A run of entries:
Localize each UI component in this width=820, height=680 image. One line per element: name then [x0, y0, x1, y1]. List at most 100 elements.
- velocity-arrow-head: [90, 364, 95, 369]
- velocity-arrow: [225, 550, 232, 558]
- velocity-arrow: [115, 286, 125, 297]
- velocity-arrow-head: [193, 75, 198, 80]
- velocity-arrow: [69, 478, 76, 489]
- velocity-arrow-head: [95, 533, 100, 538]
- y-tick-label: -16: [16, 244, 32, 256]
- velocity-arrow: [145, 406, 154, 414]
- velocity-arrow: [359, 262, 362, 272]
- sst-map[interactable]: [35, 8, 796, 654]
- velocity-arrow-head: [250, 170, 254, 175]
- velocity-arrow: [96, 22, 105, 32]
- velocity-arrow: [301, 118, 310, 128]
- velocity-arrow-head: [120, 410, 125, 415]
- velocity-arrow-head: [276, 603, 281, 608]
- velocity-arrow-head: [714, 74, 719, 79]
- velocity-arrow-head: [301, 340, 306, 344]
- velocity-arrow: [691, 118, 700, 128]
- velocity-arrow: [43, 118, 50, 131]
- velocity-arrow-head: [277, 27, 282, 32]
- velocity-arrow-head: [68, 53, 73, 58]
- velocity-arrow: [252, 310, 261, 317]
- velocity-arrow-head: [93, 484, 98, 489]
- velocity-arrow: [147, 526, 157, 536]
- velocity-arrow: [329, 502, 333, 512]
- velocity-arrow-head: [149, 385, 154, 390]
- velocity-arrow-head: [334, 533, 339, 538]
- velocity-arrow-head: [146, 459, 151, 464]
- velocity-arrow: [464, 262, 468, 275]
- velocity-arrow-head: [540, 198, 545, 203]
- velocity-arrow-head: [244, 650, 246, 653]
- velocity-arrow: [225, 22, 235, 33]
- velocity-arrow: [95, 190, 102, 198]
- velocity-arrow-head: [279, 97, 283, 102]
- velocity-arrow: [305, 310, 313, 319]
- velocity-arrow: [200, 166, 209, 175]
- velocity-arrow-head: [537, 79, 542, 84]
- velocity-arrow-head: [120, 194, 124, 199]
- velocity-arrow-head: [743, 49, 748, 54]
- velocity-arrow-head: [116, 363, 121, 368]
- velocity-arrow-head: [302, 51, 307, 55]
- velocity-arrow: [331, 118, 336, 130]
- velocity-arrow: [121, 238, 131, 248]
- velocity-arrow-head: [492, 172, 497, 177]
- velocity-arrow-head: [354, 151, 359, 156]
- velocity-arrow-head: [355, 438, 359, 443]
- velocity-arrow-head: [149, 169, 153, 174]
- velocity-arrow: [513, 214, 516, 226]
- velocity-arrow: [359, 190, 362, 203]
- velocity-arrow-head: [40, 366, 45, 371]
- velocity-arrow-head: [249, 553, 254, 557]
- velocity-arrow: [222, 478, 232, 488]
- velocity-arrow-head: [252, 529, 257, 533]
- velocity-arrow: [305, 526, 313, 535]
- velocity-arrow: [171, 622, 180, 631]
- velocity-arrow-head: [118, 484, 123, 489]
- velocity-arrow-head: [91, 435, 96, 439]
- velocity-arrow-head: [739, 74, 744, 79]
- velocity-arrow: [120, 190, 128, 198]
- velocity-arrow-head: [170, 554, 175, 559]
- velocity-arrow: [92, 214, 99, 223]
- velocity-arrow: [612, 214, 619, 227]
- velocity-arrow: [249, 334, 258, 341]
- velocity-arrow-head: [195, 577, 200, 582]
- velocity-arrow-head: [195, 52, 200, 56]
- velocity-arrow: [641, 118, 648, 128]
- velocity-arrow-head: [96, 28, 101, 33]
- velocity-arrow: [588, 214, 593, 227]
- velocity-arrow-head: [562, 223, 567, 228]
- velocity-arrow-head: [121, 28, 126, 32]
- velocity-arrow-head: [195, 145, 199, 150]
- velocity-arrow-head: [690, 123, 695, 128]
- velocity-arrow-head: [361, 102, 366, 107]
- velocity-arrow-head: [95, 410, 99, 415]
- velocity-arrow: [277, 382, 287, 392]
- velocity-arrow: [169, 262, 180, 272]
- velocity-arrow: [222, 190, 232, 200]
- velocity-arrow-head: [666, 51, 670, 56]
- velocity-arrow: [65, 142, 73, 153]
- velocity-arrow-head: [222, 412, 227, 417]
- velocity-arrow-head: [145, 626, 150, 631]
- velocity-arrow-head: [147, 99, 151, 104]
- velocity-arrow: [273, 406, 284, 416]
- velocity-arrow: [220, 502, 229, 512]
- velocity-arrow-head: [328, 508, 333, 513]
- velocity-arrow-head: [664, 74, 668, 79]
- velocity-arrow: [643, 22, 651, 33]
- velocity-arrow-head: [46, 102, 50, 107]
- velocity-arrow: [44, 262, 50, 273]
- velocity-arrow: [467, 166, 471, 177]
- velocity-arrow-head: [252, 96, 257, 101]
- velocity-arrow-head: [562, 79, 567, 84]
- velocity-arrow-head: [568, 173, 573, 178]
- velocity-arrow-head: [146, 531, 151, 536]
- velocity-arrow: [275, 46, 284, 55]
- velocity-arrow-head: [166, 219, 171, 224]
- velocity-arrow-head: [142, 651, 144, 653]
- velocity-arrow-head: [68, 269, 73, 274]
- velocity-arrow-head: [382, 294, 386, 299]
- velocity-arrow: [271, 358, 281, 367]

◆ **Direction**
Copy out every line of the entries above without changing anything.

◆ **Output for this task**
Localize each UI component in this width=820, height=680 image. One line per element: name then [x0, y0, x1, y1]. List at most 100 elements.
- velocity-arrow-head: [90, 364, 95, 369]
- velocity-arrow: [225, 550, 232, 558]
- velocity-arrow: [115, 286, 125, 297]
- velocity-arrow-head: [193, 75, 198, 80]
- velocity-arrow: [69, 478, 76, 489]
- velocity-arrow-head: [95, 533, 100, 538]
- y-tick-label: -16: [16, 244, 32, 256]
- velocity-arrow: [145, 406, 154, 414]
- velocity-arrow: [359, 262, 362, 272]
- sst-map[interactable]: [35, 8, 796, 654]
- velocity-arrow-head: [250, 170, 254, 175]
- velocity-arrow: [96, 22, 105, 32]
- velocity-arrow: [301, 118, 310, 128]
- velocity-arrow-head: [120, 410, 125, 415]
- velocity-arrow-head: [276, 603, 281, 608]
- velocity-arrow-head: [714, 74, 719, 79]
- velocity-arrow-head: [301, 340, 306, 344]
- velocity-arrow: [691, 118, 700, 128]
- velocity-arrow: [43, 118, 50, 131]
- velocity-arrow-head: [277, 27, 282, 32]
- velocity-arrow-head: [68, 53, 73, 58]
- velocity-arrow: [252, 310, 261, 317]
- velocity-arrow-head: [93, 484, 98, 489]
- velocity-arrow: [147, 526, 157, 536]
- velocity-arrow: [329, 502, 333, 512]
- velocity-arrow-head: [149, 385, 154, 390]
- velocity-arrow-head: [334, 533, 339, 538]
- velocity-arrow-head: [146, 459, 151, 464]
- velocity-arrow: [464, 262, 468, 275]
- velocity-arrow-head: [540, 198, 545, 203]
- velocity-arrow-head: [244, 650, 246, 653]
- velocity-arrow: [225, 22, 235, 33]
- velocity-arrow: [95, 190, 102, 198]
- velocity-arrow-head: [279, 97, 283, 102]
- velocity-arrow: [305, 310, 313, 319]
- velocity-arrow: [200, 166, 209, 175]
- velocity-arrow-head: [537, 79, 542, 84]
- velocity-arrow-head: [120, 194, 124, 199]
- velocity-arrow-head: [743, 49, 748, 54]
- velocity-arrow-head: [116, 363, 121, 368]
- velocity-arrow-head: [302, 51, 307, 55]
- velocity-arrow: [331, 118, 336, 130]
- velocity-arrow: [121, 238, 131, 248]
- velocity-arrow-head: [492, 172, 497, 177]
- velocity-arrow-head: [354, 151, 359, 156]
- velocity-arrow-head: [355, 438, 359, 443]
- velocity-arrow-head: [149, 169, 153, 174]
- velocity-arrow: [513, 214, 516, 226]
- velocity-arrow: [359, 190, 362, 203]
- velocity-arrow-head: [40, 366, 45, 371]
- velocity-arrow-head: [249, 553, 254, 557]
- velocity-arrow: [222, 478, 232, 488]
- velocity-arrow-head: [252, 529, 257, 533]
- velocity-arrow: [305, 526, 313, 535]
- velocity-arrow: [171, 622, 180, 631]
- velocity-arrow-head: [118, 484, 123, 489]
- velocity-arrow-head: [91, 435, 96, 439]
- velocity-arrow-head: [739, 74, 744, 79]
- velocity-arrow: [120, 190, 128, 198]
- velocity-arrow-head: [170, 554, 175, 559]
- velocity-arrow: [92, 214, 99, 223]
- velocity-arrow: [612, 214, 619, 227]
- velocity-arrow: [249, 334, 258, 341]
- velocity-arrow-head: [195, 577, 200, 582]
- velocity-arrow-head: [195, 52, 200, 56]
- velocity-arrow: [641, 118, 648, 128]
- velocity-arrow-head: [96, 28, 101, 33]
- velocity-arrow: [588, 214, 593, 227]
- velocity-arrow-head: [562, 223, 567, 228]
- velocity-arrow-head: [121, 28, 126, 32]
- velocity-arrow-head: [195, 145, 199, 150]
- velocity-arrow-head: [690, 123, 695, 128]
- velocity-arrow-head: [361, 102, 366, 107]
- velocity-arrow-head: [95, 410, 99, 415]
- velocity-arrow: [277, 382, 287, 392]
- velocity-arrow: [169, 262, 180, 272]
- velocity-arrow: [222, 190, 232, 200]
- velocity-arrow-head: [666, 51, 670, 56]
- velocity-arrow: [65, 142, 73, 153]
- velocity-arrow-head: [222, 412, 227, 417]
- velocity-arrow-head: [145, 626, 150, 631]
- velocity-arrow-head: [147, 99, 151, 104]
- velocity-arrow: [273, 406, 284, 416]
- velocity-arrow: [220, 502, 229, 512]
- velocity-arrow-head: [328, 508, 333, 513]
- velocity-arrow-head: [664, 74, 668, 79]
- velocity-arrow: [643, 22, 651, 33]
- velocity-arrow-head: [46, 102, 50, 107]
- velocity-arrow: [44, 262, 50, 273]
- velocity-arrow: [467, 166, 471, 177]
- velocity-arrow-head: [252, 96, 257, 101]
- velocity-arrow-head: [562, 79, 567, 84]
- velocity-arrow-head: [568, 173, 573, 178]
- velocity-arrow-head: [146, 531, 151, 536]
- velocity-arrow: [275, 46, 284, 55]
- velocity-arrow-head: [166, 219, 171, 224]
- velocity-arrow-head: [142, 651, 144, 653]
- velocity-arrow-head: [68, 269, 73, 274]
- velocity-arrow-head: [382, 294, 386, 299]
- velocity-arrow: [271, 358, 281, 367]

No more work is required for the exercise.